> _Written exercise 1_
According to the excerpt on the Premier League betting model, how many bets did the model suggest during the 2017/18 season?
> _Written exercise 2_
Continue the excerpt on the Premier League betting model from the point where it stops.

-- BEGIN Excerpt to read --

Over the 2017/18 Premier League season, from placing a unit stake on the suggested bets from the model, we made a loss of 34.19 units with a return on investment of -9.00%. Our model suggested 331 bets, winning 125 and losing 206. This result is not surprising given that the simplicity of our model was unlikely to beat the bookies far more sophisticated algorithms. It appears, from the line graph below of our balance throughout the season, that our bets were winning and losing with a significant degree of randomness.

The additional barrier to a profitable model, as we mentioned earlier, is the margin that the bookies charges. The implied probability of their odds is greater than 100% which guarantees them profit if the total stakes bet on each outcome are equal. This can be significantly reduced if you places bets with multiple bookmakers, maximising the odds.

In [4]:
#BALANCE MONITORING
graph = balance_track.balance.plot.line(title = 'Betting balance (Premier League 2017/18 season)')
graph.set_xlabel('BETS')
graph.set_ylabel('BALANCE')
display(graph)

-- END Excerpt to read --
-- BEGIN Data shown --

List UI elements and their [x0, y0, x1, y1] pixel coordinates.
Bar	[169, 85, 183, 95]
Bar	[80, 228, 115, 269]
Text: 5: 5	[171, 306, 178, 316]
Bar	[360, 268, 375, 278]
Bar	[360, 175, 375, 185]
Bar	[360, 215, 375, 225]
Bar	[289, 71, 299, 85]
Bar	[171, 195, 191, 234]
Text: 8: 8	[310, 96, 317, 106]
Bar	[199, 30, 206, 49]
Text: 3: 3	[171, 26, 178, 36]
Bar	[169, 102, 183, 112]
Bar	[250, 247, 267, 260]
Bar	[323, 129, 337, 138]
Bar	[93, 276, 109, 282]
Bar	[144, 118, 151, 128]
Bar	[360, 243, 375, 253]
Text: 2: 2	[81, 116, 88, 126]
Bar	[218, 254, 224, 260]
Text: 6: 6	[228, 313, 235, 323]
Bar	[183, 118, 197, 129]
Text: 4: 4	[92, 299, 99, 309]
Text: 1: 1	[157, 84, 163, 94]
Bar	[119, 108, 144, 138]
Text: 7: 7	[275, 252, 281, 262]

-- END Data shown --

> _Final answer 1_
331

> _Final answer 2_
<matplotlib.axes._subplots.AxesSubplot at 0x22de03a3fd0>

## Improvements

- The model should have additional elements, such as recent form, added to it to make it more sophisticated. Be careful not 'over fit' the model.
- Model suggestions on which bookmaker to place bet with to maximise the odds we get.
- Input team data from the previous seasons in to the model to increase the sample size we are making our predictions from. We need to find the balance of sample size. If the sample is too large, it will not represent the current team strength whereas, a sample too small may be affected by outliers.

## Upcoming Fixtures

For bet suggestions from the model for upcoming fixtures, input the details into the search below:

In [5]:
########################
### MODEL SUGGESTION ###
########################

#FUNCTION FOR RUNNING TEAMS/ODDS THROUGH MODEL

def fixture(home_team, away_team, odds_h, odds_d, odds_a):

    #ASSIGN INITIAL VALUES
    home_win_prob = 0
    draw_win_prob = 0
    away_win_prob = 0

    curr_home_goals = 0
    curr_away_goals = 0
    avg_home_goals = 1
    avg_away_goals = 1

    team_bet = ''
    EV_bet = ''
    
    # GETTING UPDATED VARIABLES
    for key, value in dict.items():
        curr_home_goals += dict[key]['home_goals']
        curr_away_goals += dict[key]['away_goals']
    
        if GAMES_PLAYED > (WEEKS_WAIT * 10):
            avg_home_goals = curr_home_goals / (GAMES_PLAYED)
            avg_away_goals = curr_away_goals / (GAMES_PLAYED)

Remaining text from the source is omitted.